What to produce:
Write the listing below out again exactly, dropping the images.

Data extract:
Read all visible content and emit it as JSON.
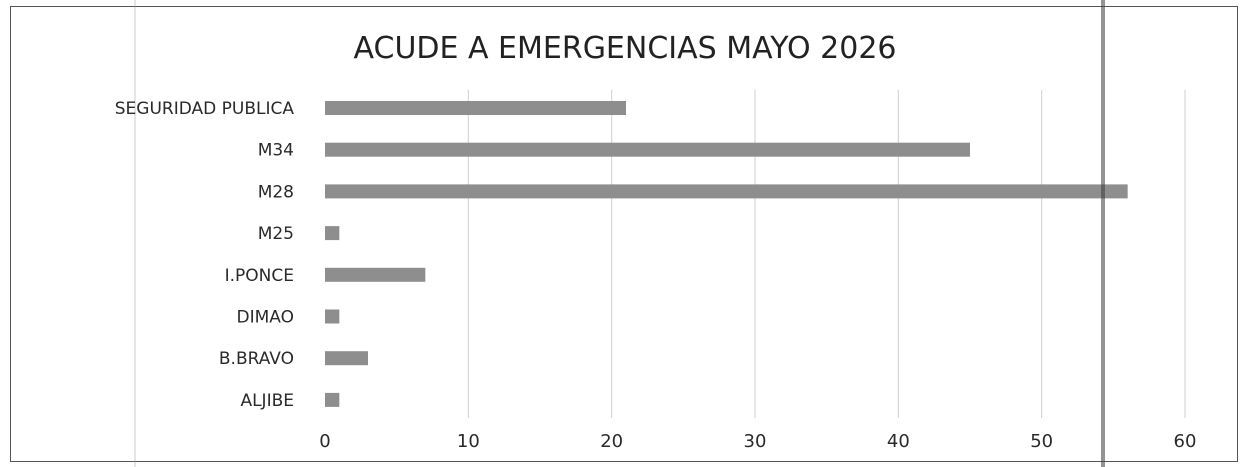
{
  "chart_data": {
    "type": "bar",
    "orientation": "horizontal",
    "title": "ACUDE A EMERGENCIAS MAYO 2026",
    "xlabel": "",
    "ylabel": "",
    "categories": [
      "SEGURIDAD PUBLICA",
      "M34",
      "M28",
      "M25",
      "I.PONCE",
      "DIMAO",
      "B.BRAVO",
      "ALJIBE"
    ],
    "values": [
      21,
      45,
      56,
      1,
      7,
      1,
      3,
      1
    ],
    "xlim": [
      0,
      60
    ],
    "xticks": [
      "0",
      "10",
      "20",
      "30",
      "40",
      "50",
      "60"
    ],
    "grid": true,
    "legend": false,
    "bar_color": "#8e8e8e"
  }
}
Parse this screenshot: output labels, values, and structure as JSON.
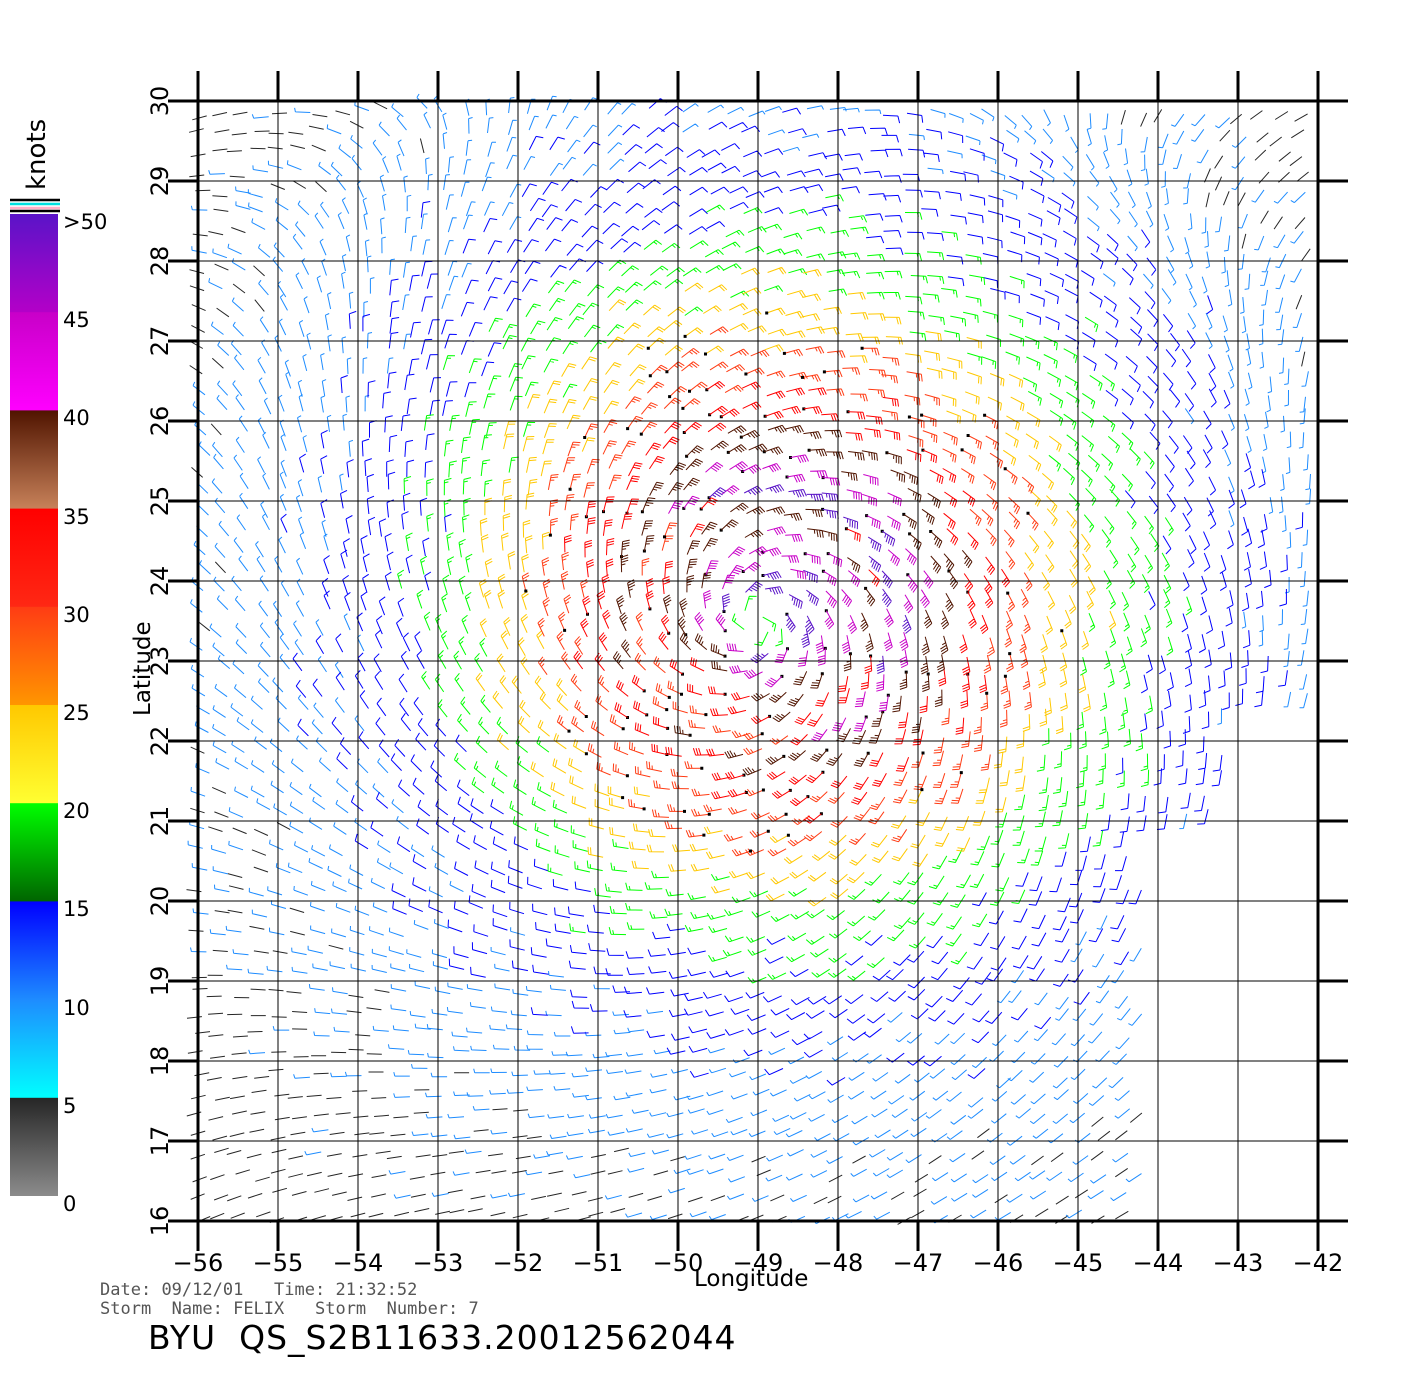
{
  "map": {
    "x_axis_label": "Longitude",
    "y_axis_label": "Latitude",
    "lon_ticks": [
      -56,
      -55,
      -54,
      -53,
      -52,
      -51,
      -50,
      -49,
      -48,
      -47,
      -46,
      -45,
      -44,
      -43,
      -42
    ],
    "lat_ticks": [
      16,
      17,
      18,
      19,
      20,
      21,
      22,
      23,
      24,
      25,
      26,
      27,
      28,
      29,
      30
    ],
    "lon_range": [
      -56,
      -42
    ],
    "lat_range": [
      16,
      30
    ],
    "storm_center": {
      "lon": -49.0,
      "lat": 23.5
    }
  },
  "legend": {
    "unit": "knots",
    "ticks": [
      ">50",
      "45",
      "40",
      "35",
      "30",
      "25",
      "20",
      "15",
      "10",
      "5",
      "0"
    ],
    "bands": [
      {
        "from": 0,
        "to": 5,
        "top": "#262626",
        "bottom": "#8c8c8c"
      },
      {
        "from": 5,
        "to": 10,
        "top": "#1e8cff",
        "bottom": "#00ffff"
      },
      {
        "from": 10,
        "to": 15,
        "top": "#0000ff",
        "bottom": "#1e8cff"
      },
      {
        "from": 15,
        "to": 20,
        "top": "#00ff00",
        "bottom": "#006400"
      },
      {
        "from": 20,
        "to": 25,
        "top": "#ffc800",
        "bottom": "#ffff32"
      },
      {
        "from": 25,
        "to": 30,
        "top": "#ff3c14",
        "bottom": "#ff9600"
      },
      {
        "from": 30,
        "to": 35,
        "top": "#ff0000",
        "bottom": "#ff2814"
      },
      {
        "from": 35,
        "to": 40,
        "top": "#501400",
        "bottom": "#c8825a"
      },
      {
        "from": 40,
        "to": 45,
        "top": "#c800c8",
        "bottom": "#ff00ff"
      },
      {
        "from": 45,
        "to": 50,
        "top": "#5a14c8",
        "bottom": "#b400c8"
      }
    ]
  },
  "metadata": {
    "date_label": "Date:",
    "date": "09/12/01",
    "time_label": "Time:",
    "time": "21:32:52",
    "storm_name_label": "Storm  Name:",
    "storm_name": "FELIX",
    "storm_number_label": "Storm  Number:",
    "storm_number": "7",
    "product": "BYU  QS_S2B11633.20012562044"
  }
}
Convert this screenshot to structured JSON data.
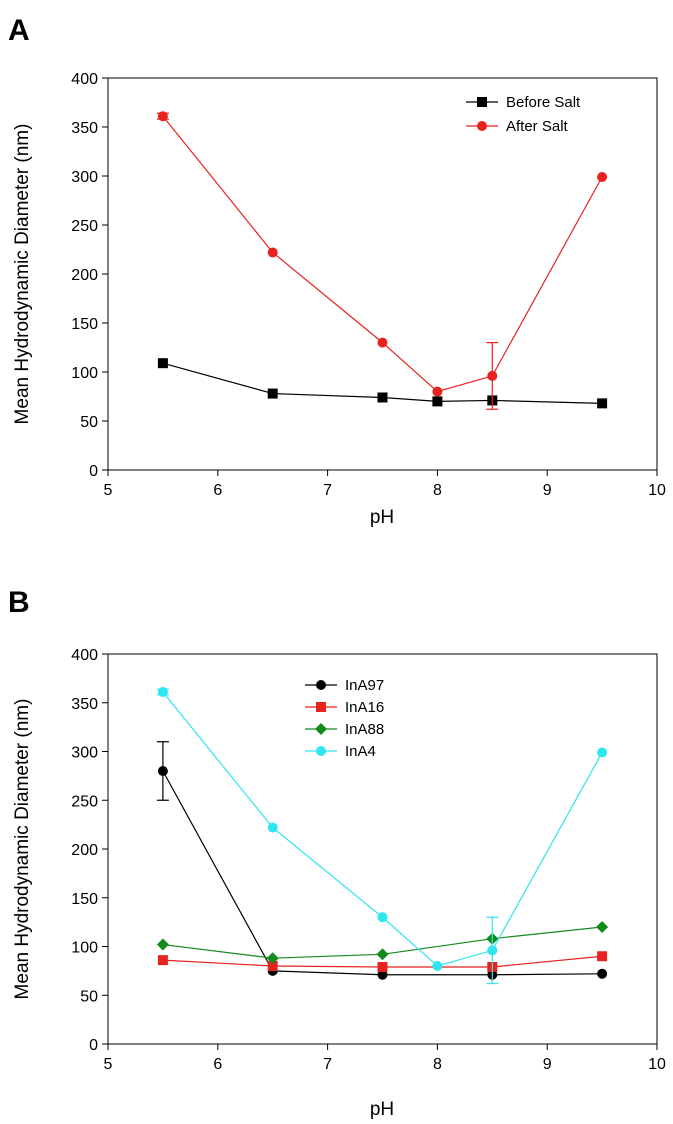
{
  "chart_data": [
    {
      "panel": "A",
      "type": "line",
      "title": "",
      "xlabel": "pH",
      "ylabel": "Mean Hydrodynamic Diameter (nm)",
      "xlim": [
        5,
        10
      ],
      "ylim": [
        0,
        400
      ],
      "xticks": [
        "5",
        "6",
        "7",
        "8",
        "9",
        "10"
      ],
      "yticks": [
        "0",
        "50",
        "100",
        "150",
        "200",
        "250",
        "300",
        "350",
        "400"
      ],
      "legend_position": "top-right",
      "series": [
        {
          "name": "Before Salt",
          "color": "#000000",
          "marker": "square",
          "x": [
            5.5,
            6.5,
            7.5,
            8.0,
            8.5,
            9.5
          ],
          "y": [
            109,
            78,
            74,
            70,
            71,
            68
          ],
          "err": [
            0,
            0,
            0,
            0,
            0,
            0
          ]
        },
        {
          "name": "After Salt",
          "color": "#e8221f",
          "marker": "circle",
          "x": [
            5.5,
            6.5,
            7.5,
            8.0,
            8.5,
            9.5
          ],
          "y": [
            361,
            222,
            130,
            80,
            96,
            299
          ],
          "err": [
            3,
            0,
            0,
            0,
            34,
            0
          ]
        }
      ]
    },
    {
      "panel": "B",
      "type": "line",
      "title": "",
      "xlabel": "pH",
      "ylabel": "Mean Hydrodynamic Diameter (nm)",
      "xlim": [
        5,
        10
      ],
      "ylim": [
        0,
        400
      ],
      "xticks": [
        "5",
        "6",
        "7",
        "8",
        "9",
        "10"
      ],
      "yticks": [
        "0",
        "50",
        "100",
        "150",
        "200",
        "250",
        "300",
        "350",
        "400"
      ],
      "legend_position": "top-center",
      "series": [
        {
          "name": "InA97",
          "color": "#000000",
          "marker": "circle",
          "x": [
            5.5,
            6.5,
            7.5,
            8.5,
            9.5
          ],
          "y": [
            280,
            75,
            71,
            71,
            72
          ],
          "err": [
            30,
            0,
            0,
            0,
            0
          ]
        },
        {
          "name": "InA16",
          "color": "#e8221f",
          "marker": "square",
          "x": [
            5.5,
            6.5,
            7.5,
            8.5,
            9.5
          ],
          "y": [
            86,
            80,
            79,
            79,
            90
          ],
          "err": [
            0,
            0,
            0,
            0,
            0
          ]
        },
        {
          "name": "InA88",
          "color": "#138a1c",
          "marker": "diamond",
          "x": [
            5.5,
            6.5,
            7.5,
            8.5,
            9.5
          ],
          "y": [
            102,
            88,
            92,
            108,
            120
          ],
          "err": [
            0,
            0,
            0,
            0,
            0
          ]
        },
        {
          "name": "InA4",
          "color": "#2ee6f0",
          "marker": "circle",
          "x": [
            5.5,
            6.5,
            7.5,
            8.0,
            8.5,
            9.5
          ],
          "y": [
            361,
            222,
            130,
            80,
            96,
            299
          ],
          "err": [
            3,
            0,
            0,
            0,
            34,
            0
          ]
        }
      ]
    }
  ],
  "panels": {
    "a_label": "A",
    "b_label": "B"
  }
}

Response:
Read all visible content and emit it as JSON.
{
  "chart_data": {
    "type": "bar",
    "orientation": "horizontal",
    "title": "ACUDE A EMERGENCIAS MAYO 2026",
    "xlabel": "",
    "ylabel": "",
    "categories": [
      "SEGURIDAD PUBLICA",
      "M34",
      "M28",
      "M25",
      "I.PONCE",
      "DIMAO",
      "B.BRAVO",
      "ALJIBE"
    ],
    "values": [
      21,
      45,
      56,
      1,
      7,
      1,
      3,
      1
    ],
    "xlim": [
      0,
      60
    ],
    "xticks": [
      "0",
      "10",
      "20",
      "30",
      "40",
      "50",
      "60"
    ],
    "grid": true,
    "legend": false,
    "bar_color": "#8e8e8e"
  }
}
Parse this screenshot: output labels, values, and structure as JSON.
{
  "map": {
    "x_axis_label": "Longitude",
    "y_axis_label": "Latitude",
    "lon_ticks": [
      -56,
      -55,
      -54,
      -53,
      -52,
      -51,
      -50,
      -49,
      -48,
      -47,
      -46,
      -45,
      -44,
      -43,
      -42
    ],
    "lat_ticks": [
      16,
      17,
      18,
      19,
      20,
      21,
      22,
      23,
      24,
      25,
      26,
      27,
      28,
      29,
      30
    ],
    "lon_range": [
      -56,
      -42
    ],
    "lat_range": [
      16,
      30
    ],
    "storm_center": {
      "lon": -49.0,
      "lat": 23.5
    }
  },
  "legend": {
    "unit": "knots",
    "ticks": [
      ">50",
      "45",
      "40",
      "35",
      "30",
      "25",
      "20",
      "15",
      "10",
      "5",
      "0"
    ],
    "bands": [
      {
        "from": 0,
        "to": 5,
        "top": "#262626",
        "bottom": "#8c8c8c"
      },
      {
        "from": 5,
        "to": 10,
        "top": "#1e8cff",
        "bottom": "#00ffff"
      },
      {
        "from": 10,
        "to": 15,
        "top": "#0000ff",
        "bottom": "#1e8cff"
      },
      {
        "from": 15,
        "to": 20,
        "top": "#00ff00",
        "bottom": "#006400"
      },
      {
        "from": 20,
        "to": 25,
        "top": "#ffc800",
        "bottom": "#ffff32"
      },
      {
        "from": 25,
        "to": 30,
        "top": "#ff3c14",
        "bottom": "#ff9600"
      },
      {
        "from": 30,
        "to": 35,
        "top": "#ff0000",
        "bottom": "#ff2814"
      },
      {
        "from": 35,
        "to": 40,
        "top": "#501400",
        "bottom": "#c8825a"
      },
      {
        "from": 40,
        "to": 45,
        "top": "#c800c8",
        "bottom": "#ff00ff"
      },
      {
        "from": 45,
        "to": 50,
        "top": "#5a14c8",
        "bottom": "#b400c8"
      }
    ]
  },
  "metadata": {
    "date_label": "Date:",
    "date": "09/12/01",
    "time_label": "Time:",
    "time": "21:32:52",
    "storm_name_label": "Storm  Name:",
    "storm_name": "FELIX",
    "storm_number_label": "Storm  Number:",
    "storm_number": "7",
    "product": "BYU  QS_S2B11633.20012562044"
  }
}
Convert this screenshot to structured JSON data.
{
  "chart_data": [
    {
      "panel": "A",
      "type": "line",
      "title": "",
      "xlabel": "pH",
      "ylabel": "Mean Hydrodynamic Diameter (nm)",
      "xlim": [
        5,
        10
      ],
      "ylim": [
        0,
        400
      ],
      "xticks": [
        "5",
        "6",
        "7",
        "8",
        "9",
        "10"
      ],
      "yticks": [
        "0",
        "50",
        "100",
        "150",
        "200",
        "250",
        "300",
        "350",
        "400"
      ],
      "legend_position": "top-right",
      "series": [
        {
          "name": "Before Salt",
          "color": "#000000",
          "marker": "square",
          "x": [
            5.5,
            6.5,
            7.5,
            8.0,
            8.5,
            9.5
          ],
          "y": [
            109,
            78,
            74,
            70,
            71,
            68
          ],
          "err": [
            0,
            0,
            0,
            0,
            0,
            0
          ]
        },
        {
          "name": "After Salt",
          "color": "#e8221f",
          "marker": "circle",
          "x": [
            5.5,
            6.5,
            7.5,
            8.0,
            8.5,
            9.5
          ],
          "y": [
            361,
            222,
            130,
            80,
            96,
            299
          ],
          "err": [
            3,
            0,
            0,
            0,
            34,
            0
          ]
        }
      ]
    },
    {
      "panel": "B",
      "type": "line",
      "title": "",
      "xlabel": "pH",
      "ylabel": "Mean Hydrodynamic Diameter (nm)",
      "xlim": [
        5,
        10
      ],
      "ylim": [
        0,
        400
      ],
      "xticks": [
        "5",
        "6",
        "7",
        "8",
        "9",
        "10"
      ],
      "yticks": [
        "0",
        "50",
        "100",
        "150",
        "200",
        "250",
        "300",
        "350",
        "400"
      ],
      "legend_position": "top-center",
      "series": [
        {
          "name": "InA97",
          "color": "#000000",
          "marker": "circle",
          "x": [
            5.5,
            6.5,
            7.5,
            8.5,
            9.5
          ],
          "y": [
            280,
            75,
            71,
            71,
            72
          ],
          "err": [
            30,
            0,
            0,
            0,
            0
          ]
        },
        {
          "name": "InA16",
          "color": "#e8221f",
          "marker": "square",
          "x": [
            5.5,
            6.5,
            7.5,
            8.5,
            9.5
          ],
          "y": [
            86,
            80,
            79,
            79,
            90
          ],
          "err": [
            0,
            0,
            0,
            0,
            0
          ]
        },
        {
          "name": "InA88",
          "color": "#138a1c",
          "marker": "diamond",
          "x": [
            5.5,
            6.5,
            7.5,
            8.5,
            9.5
          ],
          "y": [
            102,
            88,
            92,
            108,
            120
          ],
          "err": [
            0,
            0,
            0,
            0,
            0
          ]
        },
        {
          "name": "InA4",
          "color": "#2ee6f0",
          "marker": "circle",
          "x": [
            5.5,
            6.5,
            7.5,
            8.0,
            8.5,
            9.5
          ],
          "y": [
            361,
            222,
            130,
            80,
            96,
            299
          ],
          "err": [
            3,
            0,
            0,
            0,
            34,
            0
          ]
        }
      ]
    }
  ],
  "panels": {
    "a_label": "A",
    "b_label": "B"
  }
}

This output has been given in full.